>> Begin SUPPLIED RECORDS

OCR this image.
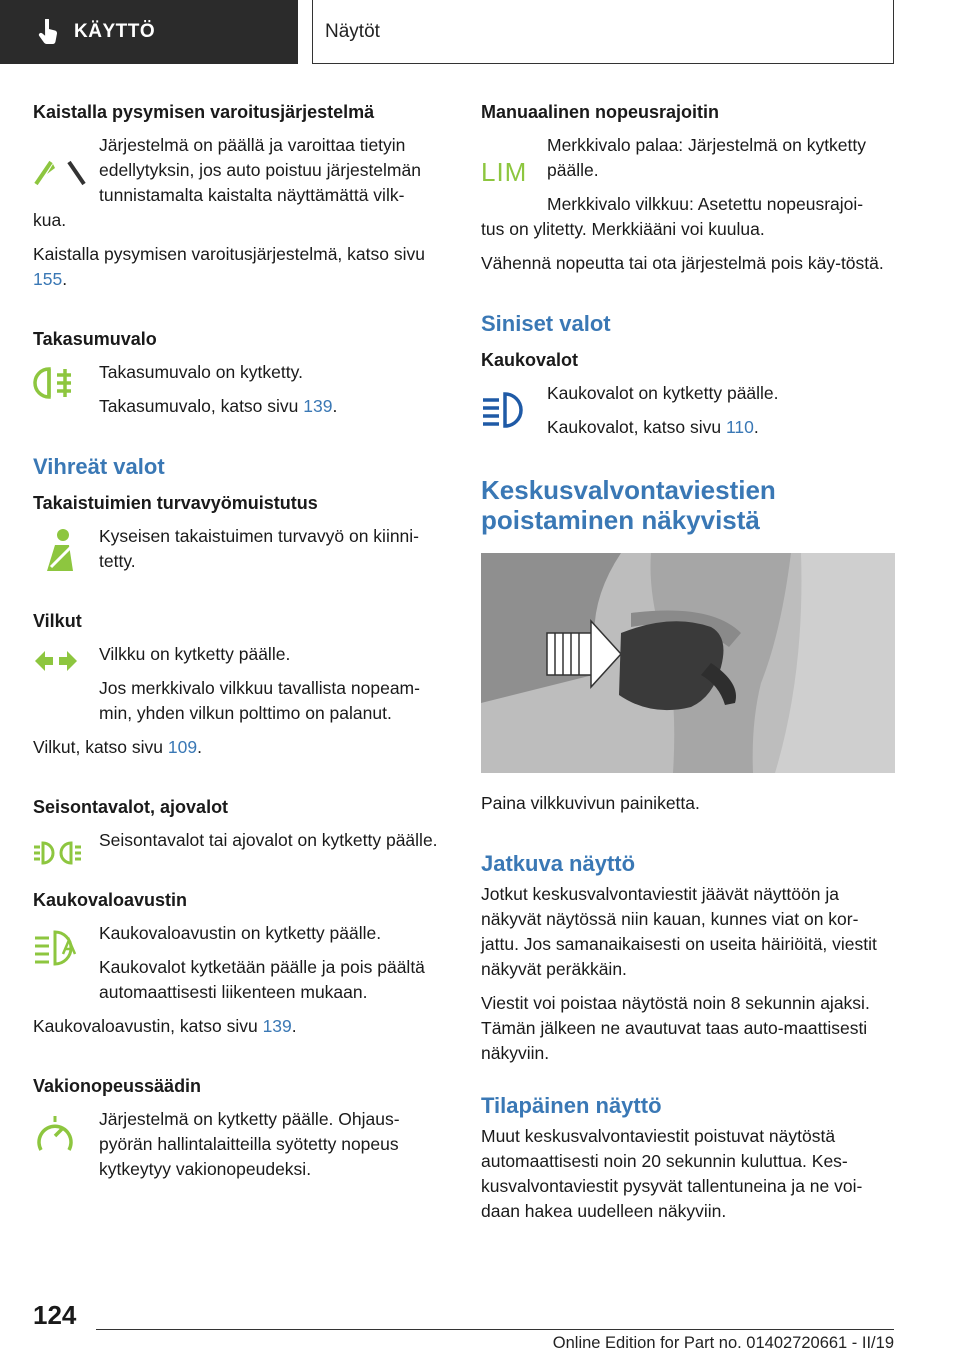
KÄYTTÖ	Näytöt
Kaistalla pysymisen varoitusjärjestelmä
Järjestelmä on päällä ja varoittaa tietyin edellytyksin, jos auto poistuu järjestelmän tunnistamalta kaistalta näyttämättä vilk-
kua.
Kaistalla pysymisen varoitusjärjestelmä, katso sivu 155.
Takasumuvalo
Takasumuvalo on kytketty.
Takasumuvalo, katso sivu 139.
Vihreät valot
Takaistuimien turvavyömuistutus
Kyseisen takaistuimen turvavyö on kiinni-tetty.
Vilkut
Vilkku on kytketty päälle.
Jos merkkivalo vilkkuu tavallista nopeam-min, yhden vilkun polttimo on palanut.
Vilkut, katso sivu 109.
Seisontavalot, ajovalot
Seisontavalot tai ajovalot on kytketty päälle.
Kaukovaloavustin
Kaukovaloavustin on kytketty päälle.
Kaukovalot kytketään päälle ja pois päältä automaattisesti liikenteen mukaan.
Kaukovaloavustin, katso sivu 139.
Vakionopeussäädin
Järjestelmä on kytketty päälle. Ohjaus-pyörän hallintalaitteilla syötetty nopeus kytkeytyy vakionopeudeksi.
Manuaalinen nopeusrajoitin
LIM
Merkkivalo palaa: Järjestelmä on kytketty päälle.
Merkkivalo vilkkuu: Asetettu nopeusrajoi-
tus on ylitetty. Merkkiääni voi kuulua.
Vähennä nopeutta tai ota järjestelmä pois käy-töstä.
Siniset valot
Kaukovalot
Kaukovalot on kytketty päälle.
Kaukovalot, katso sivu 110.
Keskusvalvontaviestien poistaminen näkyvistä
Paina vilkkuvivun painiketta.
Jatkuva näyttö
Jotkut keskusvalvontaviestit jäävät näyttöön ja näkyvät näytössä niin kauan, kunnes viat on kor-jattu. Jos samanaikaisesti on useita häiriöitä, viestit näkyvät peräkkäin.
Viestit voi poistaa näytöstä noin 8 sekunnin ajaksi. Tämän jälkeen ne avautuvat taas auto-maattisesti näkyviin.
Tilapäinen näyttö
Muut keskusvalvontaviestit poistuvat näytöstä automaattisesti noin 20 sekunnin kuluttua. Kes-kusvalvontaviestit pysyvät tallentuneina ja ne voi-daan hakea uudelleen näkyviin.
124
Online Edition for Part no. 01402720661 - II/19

>> End SUPPLIED RECORDS
>> Begin SUPPLIED RECORDS

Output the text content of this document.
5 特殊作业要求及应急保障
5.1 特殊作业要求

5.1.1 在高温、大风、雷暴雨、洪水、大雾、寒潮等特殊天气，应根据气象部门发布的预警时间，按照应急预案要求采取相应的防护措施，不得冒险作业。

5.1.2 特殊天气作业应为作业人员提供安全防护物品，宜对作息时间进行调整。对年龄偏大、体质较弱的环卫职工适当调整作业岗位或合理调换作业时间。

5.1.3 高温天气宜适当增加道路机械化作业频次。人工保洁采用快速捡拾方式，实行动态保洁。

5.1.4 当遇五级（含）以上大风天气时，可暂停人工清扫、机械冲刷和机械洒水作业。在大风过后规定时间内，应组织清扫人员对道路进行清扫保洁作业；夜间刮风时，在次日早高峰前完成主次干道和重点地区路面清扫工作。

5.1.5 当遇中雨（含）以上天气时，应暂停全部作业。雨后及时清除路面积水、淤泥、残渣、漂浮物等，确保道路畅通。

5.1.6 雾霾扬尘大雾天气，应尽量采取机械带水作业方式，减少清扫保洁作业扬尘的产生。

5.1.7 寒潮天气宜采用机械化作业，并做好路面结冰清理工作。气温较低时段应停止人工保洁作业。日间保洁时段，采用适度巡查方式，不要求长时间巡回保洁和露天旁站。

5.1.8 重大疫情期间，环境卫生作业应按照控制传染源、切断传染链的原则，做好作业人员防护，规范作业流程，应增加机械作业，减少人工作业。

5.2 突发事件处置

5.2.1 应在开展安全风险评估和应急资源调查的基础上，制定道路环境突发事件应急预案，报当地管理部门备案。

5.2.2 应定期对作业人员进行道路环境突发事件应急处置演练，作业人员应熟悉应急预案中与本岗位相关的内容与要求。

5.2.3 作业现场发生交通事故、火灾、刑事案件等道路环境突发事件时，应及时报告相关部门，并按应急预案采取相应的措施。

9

>> End SUPPLIED RECORDS

TASK DETAILS ▸ Copy the lines from the entries above in which the word "this" appears.

OUTPUT BELOW ▸
OCR this image.
Output the text content of this document.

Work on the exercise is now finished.